● **Text segment**:
========================================

|
'Your
God - My God'
A discourse about the unity and the multitude
To a Rosicrucian, a temple is like one ray of the great
temple that is in the middle, one ray of the divine sun that
embraces everything and everyone.
He who finds the Light in the temple, is able to
elevate himself. Pulled up as if by the rays of the sun, he is able
to perceive what is illuminated in his own being. Like the sun is
the centre, the source of life, of all existence in the universe
surrounding us, God is the source, from which all of this has been
created. It is the Source that illuminates everything, through whom
and from whom all things have come forth, and to whom everything
must return.
Lao
Zi, a Chinese philosopher, expressed this as follows:
Through
the One, the heaven is clear
Through
the One, the earth is solid
Through
the One, the spirits are luminous
Through
the One, the ten thousand things have been created.

========================================

● **Dataset content**:
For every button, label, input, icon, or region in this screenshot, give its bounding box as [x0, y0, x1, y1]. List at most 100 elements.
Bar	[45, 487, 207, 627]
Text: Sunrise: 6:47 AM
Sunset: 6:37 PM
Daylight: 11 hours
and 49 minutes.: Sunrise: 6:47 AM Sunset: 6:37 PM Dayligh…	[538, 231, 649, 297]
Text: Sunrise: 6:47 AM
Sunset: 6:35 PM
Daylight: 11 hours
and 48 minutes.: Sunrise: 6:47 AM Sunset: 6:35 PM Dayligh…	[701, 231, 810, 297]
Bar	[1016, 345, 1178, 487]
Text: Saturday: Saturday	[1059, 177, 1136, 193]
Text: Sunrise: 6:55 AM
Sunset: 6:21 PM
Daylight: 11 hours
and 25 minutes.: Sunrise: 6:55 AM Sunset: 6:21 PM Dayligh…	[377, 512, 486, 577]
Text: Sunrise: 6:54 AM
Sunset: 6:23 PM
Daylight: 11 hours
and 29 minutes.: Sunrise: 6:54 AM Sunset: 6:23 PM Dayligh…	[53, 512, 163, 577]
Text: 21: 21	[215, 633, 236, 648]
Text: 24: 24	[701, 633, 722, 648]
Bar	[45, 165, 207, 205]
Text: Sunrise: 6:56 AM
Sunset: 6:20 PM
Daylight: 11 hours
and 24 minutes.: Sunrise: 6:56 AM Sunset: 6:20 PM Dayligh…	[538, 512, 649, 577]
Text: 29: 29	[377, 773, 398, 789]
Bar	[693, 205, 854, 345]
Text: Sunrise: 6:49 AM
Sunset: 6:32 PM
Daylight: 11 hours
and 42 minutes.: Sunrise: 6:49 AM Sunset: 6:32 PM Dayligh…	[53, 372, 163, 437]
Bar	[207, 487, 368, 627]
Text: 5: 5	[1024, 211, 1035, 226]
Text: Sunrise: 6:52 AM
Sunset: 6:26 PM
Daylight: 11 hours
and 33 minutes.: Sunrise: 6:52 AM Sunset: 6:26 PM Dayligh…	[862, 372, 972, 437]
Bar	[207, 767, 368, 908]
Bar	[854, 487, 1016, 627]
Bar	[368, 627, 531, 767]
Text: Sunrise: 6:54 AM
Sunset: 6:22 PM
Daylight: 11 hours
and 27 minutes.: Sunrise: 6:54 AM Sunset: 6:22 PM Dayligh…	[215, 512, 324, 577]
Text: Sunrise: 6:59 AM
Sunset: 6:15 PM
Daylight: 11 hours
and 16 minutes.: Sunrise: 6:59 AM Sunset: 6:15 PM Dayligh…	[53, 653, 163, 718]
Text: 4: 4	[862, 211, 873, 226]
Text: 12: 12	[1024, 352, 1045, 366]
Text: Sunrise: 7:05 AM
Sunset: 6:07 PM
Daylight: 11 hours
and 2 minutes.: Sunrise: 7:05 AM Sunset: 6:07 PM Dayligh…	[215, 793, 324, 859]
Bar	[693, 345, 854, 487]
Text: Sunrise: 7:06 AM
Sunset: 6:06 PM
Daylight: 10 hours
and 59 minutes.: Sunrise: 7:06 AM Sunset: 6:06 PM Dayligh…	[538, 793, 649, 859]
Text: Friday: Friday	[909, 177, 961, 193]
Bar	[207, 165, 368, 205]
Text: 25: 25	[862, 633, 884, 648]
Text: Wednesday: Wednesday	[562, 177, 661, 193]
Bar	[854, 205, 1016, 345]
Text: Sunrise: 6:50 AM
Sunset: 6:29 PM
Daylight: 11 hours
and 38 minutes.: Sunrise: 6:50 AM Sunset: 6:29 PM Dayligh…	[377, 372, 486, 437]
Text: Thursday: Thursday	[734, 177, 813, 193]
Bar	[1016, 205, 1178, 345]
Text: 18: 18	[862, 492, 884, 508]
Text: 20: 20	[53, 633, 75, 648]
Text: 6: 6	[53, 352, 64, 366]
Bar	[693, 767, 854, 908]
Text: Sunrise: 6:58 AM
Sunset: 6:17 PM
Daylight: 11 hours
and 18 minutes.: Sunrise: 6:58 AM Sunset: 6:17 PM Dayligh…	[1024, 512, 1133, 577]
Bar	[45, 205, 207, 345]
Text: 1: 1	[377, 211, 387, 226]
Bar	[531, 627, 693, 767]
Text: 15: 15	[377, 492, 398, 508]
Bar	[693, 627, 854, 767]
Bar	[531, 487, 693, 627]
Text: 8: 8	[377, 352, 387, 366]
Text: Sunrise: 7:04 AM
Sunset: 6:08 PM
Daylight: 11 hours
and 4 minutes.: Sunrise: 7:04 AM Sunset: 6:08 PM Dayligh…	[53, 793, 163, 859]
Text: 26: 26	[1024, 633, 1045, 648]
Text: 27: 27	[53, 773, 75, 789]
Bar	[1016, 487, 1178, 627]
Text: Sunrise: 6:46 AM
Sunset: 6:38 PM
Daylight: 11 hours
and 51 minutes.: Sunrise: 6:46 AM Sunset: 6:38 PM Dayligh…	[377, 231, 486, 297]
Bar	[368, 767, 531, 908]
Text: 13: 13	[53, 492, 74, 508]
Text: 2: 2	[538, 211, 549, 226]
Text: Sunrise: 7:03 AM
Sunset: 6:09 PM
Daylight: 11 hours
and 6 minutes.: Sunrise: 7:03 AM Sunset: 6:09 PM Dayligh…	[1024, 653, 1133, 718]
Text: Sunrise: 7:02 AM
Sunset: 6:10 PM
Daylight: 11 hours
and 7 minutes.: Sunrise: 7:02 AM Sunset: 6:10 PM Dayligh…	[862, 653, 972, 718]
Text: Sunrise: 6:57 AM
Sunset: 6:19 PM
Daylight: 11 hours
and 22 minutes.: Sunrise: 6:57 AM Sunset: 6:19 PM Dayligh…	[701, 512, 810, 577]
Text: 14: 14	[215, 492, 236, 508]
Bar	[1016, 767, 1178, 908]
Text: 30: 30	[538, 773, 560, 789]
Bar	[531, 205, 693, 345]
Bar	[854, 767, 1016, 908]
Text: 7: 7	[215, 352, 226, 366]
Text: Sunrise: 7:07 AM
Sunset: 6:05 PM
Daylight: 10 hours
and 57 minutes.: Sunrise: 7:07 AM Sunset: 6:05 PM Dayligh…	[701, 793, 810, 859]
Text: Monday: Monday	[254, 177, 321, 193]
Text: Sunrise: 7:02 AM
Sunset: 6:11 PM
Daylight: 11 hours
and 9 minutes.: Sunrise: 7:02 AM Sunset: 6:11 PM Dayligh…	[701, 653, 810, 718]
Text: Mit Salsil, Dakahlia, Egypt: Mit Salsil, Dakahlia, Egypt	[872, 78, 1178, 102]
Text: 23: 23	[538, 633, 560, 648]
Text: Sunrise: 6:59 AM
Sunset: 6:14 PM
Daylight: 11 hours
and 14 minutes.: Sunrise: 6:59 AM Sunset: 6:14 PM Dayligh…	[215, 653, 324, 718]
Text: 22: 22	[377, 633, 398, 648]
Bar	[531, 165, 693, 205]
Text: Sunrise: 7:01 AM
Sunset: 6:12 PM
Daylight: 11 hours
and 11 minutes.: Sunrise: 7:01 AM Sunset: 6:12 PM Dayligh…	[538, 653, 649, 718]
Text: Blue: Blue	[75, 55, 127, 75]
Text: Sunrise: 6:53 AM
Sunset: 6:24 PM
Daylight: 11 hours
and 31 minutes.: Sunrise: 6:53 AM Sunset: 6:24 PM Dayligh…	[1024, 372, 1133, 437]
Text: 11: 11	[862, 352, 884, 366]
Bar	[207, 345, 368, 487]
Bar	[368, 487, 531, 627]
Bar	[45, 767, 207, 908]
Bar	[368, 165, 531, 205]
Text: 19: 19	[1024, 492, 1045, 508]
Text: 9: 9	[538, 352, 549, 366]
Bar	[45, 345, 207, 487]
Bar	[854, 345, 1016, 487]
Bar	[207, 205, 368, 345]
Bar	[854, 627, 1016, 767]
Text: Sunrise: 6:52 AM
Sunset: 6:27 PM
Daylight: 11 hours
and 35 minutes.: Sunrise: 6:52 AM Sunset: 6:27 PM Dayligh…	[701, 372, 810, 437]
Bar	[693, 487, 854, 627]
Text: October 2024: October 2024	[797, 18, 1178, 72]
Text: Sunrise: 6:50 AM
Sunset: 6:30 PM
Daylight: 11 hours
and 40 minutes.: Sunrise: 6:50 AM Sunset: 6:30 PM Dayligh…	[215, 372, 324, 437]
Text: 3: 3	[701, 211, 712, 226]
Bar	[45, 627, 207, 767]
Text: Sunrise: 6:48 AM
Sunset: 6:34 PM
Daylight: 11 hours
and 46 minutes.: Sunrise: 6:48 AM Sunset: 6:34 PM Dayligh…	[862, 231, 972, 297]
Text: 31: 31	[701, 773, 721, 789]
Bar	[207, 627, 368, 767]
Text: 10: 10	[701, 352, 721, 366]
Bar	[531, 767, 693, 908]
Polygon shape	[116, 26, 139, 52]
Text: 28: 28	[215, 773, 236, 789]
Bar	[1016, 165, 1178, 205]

========================================

● **The problem**: Please say what a temple is like to a Rosicrucian, according to the discourse on unity and multitude.

● **Exercise answer**: It is like one ray of the great temple in the middle, one ray of the divine sun that embraces everything and everyone.